* BEGIN *

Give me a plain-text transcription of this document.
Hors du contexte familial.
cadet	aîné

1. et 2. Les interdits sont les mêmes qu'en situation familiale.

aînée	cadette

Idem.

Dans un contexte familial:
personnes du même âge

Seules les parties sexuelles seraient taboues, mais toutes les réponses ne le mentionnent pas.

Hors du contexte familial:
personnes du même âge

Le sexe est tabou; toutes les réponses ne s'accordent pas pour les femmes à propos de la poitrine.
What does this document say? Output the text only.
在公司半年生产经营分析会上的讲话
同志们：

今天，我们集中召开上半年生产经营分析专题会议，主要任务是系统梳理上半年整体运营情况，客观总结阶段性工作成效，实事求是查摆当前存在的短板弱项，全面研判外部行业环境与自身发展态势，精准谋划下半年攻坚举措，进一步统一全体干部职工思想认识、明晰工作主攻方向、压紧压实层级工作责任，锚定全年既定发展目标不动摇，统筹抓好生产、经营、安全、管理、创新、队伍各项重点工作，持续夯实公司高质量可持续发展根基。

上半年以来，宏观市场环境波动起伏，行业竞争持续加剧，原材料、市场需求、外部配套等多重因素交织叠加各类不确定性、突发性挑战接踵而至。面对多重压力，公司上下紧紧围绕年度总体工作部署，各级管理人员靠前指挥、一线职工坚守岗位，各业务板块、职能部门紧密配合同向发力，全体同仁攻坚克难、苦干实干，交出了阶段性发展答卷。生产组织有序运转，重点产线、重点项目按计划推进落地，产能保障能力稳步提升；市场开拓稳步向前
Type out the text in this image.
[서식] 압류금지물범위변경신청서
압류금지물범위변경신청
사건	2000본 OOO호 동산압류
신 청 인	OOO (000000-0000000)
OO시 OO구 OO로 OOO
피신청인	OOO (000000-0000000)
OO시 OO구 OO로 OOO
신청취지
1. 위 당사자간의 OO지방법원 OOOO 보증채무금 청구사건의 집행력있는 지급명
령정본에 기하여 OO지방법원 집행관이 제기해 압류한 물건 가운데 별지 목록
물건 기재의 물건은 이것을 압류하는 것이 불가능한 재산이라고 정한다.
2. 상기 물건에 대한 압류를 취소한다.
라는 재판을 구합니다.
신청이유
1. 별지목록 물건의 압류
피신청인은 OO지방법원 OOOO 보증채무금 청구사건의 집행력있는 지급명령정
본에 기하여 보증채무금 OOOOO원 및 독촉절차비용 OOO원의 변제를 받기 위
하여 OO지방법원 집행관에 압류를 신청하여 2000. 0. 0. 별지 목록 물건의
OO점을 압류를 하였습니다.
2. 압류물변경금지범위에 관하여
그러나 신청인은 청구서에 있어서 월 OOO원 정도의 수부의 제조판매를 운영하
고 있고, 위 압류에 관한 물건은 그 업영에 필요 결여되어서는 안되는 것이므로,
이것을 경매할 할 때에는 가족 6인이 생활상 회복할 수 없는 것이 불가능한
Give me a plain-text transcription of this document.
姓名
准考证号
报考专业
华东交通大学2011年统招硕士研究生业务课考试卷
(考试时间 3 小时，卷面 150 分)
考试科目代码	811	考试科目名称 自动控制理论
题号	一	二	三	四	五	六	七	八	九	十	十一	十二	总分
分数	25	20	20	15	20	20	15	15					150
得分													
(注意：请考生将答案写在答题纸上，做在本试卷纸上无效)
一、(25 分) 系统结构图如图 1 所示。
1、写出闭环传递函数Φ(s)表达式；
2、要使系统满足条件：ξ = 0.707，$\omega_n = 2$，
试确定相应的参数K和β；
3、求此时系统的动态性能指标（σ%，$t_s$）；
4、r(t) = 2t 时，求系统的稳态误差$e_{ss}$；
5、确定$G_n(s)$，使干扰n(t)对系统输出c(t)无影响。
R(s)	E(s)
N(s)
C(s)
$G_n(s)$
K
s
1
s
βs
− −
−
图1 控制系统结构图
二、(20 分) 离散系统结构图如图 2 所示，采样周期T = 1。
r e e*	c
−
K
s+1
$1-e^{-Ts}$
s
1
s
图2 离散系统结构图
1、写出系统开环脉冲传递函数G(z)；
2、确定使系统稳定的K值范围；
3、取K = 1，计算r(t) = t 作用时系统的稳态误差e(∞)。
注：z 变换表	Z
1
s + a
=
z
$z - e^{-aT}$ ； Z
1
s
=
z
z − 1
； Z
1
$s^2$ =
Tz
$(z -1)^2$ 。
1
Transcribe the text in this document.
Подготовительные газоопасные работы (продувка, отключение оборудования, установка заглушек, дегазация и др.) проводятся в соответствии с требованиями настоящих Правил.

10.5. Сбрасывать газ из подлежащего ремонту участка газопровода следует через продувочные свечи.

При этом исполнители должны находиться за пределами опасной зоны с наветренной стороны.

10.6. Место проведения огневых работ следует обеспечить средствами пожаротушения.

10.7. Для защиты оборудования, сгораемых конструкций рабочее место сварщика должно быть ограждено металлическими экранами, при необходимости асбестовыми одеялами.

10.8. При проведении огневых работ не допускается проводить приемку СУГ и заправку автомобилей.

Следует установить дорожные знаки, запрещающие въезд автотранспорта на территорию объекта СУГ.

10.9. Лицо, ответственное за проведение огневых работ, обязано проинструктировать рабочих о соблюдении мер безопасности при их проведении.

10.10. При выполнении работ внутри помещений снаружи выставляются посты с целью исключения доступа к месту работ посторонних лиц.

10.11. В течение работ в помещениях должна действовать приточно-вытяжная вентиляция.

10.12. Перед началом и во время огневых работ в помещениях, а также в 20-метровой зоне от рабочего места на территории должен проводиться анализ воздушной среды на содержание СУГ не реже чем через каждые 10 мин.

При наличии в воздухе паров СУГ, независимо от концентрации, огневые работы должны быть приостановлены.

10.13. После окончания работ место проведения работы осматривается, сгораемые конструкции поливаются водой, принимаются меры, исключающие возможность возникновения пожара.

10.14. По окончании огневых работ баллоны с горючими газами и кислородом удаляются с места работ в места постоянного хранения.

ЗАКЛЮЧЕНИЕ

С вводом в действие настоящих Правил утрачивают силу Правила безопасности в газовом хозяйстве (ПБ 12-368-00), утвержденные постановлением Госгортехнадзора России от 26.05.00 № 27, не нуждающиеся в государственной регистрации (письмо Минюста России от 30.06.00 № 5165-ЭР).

* END *

■ **DIRECTIVE**: Tell how many lines hold the string "проведения", giving the number and nothing else.

■ **RESPONSE**: 2